* [What needs to be done]: Collect all lines below with the string "Complainants".

* [Records]:

[start]

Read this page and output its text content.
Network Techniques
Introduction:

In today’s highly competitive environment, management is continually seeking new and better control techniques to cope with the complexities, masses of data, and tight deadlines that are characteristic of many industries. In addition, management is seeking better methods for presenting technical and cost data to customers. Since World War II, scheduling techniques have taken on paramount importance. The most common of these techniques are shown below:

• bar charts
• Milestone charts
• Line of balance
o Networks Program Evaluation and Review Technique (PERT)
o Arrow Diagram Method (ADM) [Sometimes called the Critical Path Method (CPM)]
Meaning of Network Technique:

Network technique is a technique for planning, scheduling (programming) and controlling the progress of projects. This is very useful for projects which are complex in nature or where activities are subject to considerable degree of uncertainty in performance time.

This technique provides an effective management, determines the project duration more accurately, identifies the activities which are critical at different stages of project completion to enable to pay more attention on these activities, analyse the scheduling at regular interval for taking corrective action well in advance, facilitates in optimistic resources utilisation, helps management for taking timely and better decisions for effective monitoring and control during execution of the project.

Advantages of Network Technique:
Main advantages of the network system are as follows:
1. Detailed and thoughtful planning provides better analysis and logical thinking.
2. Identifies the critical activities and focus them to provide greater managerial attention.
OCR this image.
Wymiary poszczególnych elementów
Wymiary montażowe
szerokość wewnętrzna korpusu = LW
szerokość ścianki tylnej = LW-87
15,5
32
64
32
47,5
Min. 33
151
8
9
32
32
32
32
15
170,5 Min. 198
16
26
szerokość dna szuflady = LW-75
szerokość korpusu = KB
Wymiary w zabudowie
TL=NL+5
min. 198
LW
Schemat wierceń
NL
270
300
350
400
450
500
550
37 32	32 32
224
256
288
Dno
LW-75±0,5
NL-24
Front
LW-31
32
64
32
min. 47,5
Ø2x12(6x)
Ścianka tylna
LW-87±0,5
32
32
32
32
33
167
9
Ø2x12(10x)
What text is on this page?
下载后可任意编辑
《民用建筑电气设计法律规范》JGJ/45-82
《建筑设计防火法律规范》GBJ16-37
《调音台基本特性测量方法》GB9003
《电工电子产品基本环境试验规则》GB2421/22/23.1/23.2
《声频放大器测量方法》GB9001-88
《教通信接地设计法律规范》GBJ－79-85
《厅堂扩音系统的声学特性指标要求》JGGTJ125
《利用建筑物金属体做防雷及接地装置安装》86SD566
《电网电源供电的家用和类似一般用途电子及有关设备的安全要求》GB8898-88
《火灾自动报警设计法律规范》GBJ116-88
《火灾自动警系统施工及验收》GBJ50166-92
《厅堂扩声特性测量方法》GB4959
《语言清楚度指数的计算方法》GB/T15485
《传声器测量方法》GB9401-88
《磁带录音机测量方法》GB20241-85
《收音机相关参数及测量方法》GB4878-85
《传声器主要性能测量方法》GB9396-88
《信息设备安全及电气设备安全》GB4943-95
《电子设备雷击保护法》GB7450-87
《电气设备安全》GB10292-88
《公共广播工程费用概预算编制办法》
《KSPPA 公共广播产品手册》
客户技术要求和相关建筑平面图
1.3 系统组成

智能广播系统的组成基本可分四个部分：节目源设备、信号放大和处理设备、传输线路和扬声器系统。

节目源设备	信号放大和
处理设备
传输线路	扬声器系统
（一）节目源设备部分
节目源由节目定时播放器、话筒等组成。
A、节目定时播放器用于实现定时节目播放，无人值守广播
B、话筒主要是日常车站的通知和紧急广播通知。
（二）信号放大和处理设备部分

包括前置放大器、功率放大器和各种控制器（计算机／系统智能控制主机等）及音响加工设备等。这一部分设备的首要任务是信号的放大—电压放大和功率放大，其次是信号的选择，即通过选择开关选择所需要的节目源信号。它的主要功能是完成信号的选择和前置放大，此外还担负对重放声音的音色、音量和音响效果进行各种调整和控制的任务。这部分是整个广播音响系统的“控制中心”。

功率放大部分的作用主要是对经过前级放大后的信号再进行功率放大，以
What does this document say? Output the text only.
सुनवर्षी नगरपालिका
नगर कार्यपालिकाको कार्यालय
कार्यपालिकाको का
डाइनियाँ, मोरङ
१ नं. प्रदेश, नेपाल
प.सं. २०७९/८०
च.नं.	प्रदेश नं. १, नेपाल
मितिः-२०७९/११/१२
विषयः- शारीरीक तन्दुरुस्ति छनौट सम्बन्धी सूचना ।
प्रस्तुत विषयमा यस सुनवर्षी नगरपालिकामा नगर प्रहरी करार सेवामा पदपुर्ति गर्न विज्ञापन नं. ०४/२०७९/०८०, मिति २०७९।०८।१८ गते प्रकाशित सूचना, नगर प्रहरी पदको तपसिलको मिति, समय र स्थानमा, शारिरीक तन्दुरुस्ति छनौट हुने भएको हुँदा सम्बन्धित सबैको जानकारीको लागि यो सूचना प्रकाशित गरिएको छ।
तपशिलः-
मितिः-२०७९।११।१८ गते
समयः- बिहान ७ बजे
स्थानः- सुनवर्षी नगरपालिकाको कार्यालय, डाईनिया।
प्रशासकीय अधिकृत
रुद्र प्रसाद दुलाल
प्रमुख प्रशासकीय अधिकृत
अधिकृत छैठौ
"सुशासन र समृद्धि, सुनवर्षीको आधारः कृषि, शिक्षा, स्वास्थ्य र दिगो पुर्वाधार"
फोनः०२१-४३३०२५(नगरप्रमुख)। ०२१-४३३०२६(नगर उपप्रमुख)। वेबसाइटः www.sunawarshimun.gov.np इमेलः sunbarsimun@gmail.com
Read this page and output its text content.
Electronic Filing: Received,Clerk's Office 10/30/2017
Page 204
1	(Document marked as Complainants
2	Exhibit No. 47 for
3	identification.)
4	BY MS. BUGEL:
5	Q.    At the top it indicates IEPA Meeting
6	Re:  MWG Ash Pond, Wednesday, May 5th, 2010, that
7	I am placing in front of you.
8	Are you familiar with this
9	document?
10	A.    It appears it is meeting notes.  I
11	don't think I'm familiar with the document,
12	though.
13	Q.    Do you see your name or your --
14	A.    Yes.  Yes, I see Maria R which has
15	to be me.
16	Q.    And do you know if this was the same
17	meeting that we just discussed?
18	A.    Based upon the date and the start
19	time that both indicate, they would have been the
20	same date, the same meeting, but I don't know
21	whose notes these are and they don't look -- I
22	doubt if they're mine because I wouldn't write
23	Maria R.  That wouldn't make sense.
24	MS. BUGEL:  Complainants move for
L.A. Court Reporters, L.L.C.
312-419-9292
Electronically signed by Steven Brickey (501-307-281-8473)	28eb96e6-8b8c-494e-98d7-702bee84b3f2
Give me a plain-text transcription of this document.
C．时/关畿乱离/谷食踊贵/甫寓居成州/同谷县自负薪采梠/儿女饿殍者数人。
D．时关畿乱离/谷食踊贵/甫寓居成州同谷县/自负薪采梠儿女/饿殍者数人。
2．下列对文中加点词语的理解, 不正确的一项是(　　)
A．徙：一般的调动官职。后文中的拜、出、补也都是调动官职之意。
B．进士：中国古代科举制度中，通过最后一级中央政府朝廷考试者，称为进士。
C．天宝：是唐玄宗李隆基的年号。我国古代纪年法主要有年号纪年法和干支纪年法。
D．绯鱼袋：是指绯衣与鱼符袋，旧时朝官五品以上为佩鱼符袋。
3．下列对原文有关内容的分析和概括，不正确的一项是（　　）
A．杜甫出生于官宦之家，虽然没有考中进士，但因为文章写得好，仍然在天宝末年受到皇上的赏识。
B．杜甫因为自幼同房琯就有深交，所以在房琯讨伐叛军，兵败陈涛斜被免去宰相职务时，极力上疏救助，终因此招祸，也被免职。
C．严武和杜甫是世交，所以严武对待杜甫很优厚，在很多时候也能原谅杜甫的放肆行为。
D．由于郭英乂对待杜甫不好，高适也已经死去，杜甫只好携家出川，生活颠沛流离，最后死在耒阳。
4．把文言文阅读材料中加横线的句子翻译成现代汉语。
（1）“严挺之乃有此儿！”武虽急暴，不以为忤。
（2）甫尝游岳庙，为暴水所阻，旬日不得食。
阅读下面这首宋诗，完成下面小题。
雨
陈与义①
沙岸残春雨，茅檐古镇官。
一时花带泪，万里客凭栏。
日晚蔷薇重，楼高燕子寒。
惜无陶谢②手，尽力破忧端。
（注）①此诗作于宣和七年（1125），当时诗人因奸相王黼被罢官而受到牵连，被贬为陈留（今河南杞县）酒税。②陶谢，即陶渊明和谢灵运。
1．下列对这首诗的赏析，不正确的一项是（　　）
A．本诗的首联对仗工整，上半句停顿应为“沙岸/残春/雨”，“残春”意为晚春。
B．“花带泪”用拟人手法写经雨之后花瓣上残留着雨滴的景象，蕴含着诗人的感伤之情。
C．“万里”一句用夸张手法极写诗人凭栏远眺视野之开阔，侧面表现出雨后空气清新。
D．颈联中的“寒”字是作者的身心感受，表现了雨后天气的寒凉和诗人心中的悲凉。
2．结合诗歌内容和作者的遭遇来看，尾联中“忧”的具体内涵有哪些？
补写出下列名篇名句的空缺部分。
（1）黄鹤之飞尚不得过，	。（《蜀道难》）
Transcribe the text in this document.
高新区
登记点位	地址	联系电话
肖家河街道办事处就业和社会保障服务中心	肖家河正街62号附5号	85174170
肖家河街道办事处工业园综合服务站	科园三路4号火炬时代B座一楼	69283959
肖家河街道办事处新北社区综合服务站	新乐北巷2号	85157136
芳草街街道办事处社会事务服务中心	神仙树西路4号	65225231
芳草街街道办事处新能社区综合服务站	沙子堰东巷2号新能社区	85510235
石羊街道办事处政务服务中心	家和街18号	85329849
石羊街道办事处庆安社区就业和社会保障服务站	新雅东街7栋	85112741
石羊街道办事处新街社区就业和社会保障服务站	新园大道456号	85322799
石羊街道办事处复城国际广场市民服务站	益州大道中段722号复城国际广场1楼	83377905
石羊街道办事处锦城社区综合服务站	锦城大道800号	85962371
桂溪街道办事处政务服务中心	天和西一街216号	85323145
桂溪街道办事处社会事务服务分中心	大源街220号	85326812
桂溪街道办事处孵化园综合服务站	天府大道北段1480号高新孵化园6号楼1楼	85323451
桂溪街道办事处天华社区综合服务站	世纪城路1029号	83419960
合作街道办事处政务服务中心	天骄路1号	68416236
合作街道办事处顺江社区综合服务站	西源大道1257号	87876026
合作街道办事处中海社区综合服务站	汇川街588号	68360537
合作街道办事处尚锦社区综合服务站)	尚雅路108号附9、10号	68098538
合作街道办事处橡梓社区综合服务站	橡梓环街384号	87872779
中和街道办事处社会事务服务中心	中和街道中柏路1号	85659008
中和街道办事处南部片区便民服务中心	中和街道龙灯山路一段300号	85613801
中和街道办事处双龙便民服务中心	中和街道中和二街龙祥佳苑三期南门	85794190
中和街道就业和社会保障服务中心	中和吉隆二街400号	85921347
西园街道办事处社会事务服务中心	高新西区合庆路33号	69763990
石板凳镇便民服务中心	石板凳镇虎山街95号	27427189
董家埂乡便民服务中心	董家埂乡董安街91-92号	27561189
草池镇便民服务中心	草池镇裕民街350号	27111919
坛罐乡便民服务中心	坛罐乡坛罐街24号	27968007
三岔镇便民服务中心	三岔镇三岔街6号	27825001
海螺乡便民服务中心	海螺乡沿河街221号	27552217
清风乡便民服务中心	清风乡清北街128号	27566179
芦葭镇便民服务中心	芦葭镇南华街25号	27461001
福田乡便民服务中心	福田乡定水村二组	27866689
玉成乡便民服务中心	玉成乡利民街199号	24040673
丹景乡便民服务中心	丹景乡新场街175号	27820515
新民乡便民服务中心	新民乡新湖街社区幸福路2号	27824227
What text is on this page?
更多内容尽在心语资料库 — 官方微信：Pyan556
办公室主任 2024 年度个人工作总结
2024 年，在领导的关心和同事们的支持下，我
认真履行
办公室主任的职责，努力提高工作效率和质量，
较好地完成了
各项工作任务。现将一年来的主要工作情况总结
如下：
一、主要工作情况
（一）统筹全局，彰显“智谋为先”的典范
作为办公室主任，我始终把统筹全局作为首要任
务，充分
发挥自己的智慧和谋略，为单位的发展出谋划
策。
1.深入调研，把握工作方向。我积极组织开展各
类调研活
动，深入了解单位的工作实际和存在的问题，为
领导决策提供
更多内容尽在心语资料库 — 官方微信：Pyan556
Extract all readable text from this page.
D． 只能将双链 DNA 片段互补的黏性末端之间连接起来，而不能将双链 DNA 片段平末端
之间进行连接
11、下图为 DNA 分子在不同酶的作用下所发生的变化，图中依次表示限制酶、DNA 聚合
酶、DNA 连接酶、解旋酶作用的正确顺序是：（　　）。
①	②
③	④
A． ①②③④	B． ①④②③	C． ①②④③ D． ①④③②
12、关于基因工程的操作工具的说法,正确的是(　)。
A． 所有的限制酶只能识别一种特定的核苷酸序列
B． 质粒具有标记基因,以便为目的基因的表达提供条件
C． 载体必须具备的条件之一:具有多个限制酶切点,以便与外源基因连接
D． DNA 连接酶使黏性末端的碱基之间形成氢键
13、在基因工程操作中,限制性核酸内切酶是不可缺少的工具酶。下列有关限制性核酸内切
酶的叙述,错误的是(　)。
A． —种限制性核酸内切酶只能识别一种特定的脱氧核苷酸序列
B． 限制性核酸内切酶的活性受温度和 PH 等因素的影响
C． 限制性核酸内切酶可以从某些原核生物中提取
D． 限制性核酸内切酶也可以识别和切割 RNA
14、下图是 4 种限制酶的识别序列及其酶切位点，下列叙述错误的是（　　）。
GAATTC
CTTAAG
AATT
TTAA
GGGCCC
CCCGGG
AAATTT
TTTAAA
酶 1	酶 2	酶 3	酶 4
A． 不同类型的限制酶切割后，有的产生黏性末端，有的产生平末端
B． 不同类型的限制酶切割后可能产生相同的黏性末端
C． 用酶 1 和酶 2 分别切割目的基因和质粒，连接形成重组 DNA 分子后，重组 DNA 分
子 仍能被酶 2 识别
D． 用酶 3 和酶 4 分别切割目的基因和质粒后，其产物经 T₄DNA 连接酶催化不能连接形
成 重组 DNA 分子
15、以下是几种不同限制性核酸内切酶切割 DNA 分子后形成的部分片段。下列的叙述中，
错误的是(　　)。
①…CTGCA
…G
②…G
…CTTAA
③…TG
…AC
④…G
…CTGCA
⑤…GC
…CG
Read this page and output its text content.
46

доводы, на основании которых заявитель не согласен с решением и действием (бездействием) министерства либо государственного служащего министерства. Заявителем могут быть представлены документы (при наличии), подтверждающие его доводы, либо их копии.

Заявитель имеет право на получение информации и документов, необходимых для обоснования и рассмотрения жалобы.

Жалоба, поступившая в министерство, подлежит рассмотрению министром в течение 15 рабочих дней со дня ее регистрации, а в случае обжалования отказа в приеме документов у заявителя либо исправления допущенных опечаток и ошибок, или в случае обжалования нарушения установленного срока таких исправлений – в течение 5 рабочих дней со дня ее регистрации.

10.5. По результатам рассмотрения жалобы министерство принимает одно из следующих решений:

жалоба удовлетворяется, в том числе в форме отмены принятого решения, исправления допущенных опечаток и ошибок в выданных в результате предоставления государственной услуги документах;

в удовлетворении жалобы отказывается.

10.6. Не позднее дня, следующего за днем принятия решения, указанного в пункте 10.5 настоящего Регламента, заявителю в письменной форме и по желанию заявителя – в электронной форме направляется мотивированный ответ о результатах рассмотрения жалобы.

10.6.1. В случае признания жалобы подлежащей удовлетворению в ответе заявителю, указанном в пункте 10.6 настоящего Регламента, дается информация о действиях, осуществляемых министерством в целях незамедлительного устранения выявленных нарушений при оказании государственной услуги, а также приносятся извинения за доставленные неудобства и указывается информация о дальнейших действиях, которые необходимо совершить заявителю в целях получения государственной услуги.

[end]

* [Response below]:
1	(Document marked as Complainants
24	MS. BUGEL:  Complainants move for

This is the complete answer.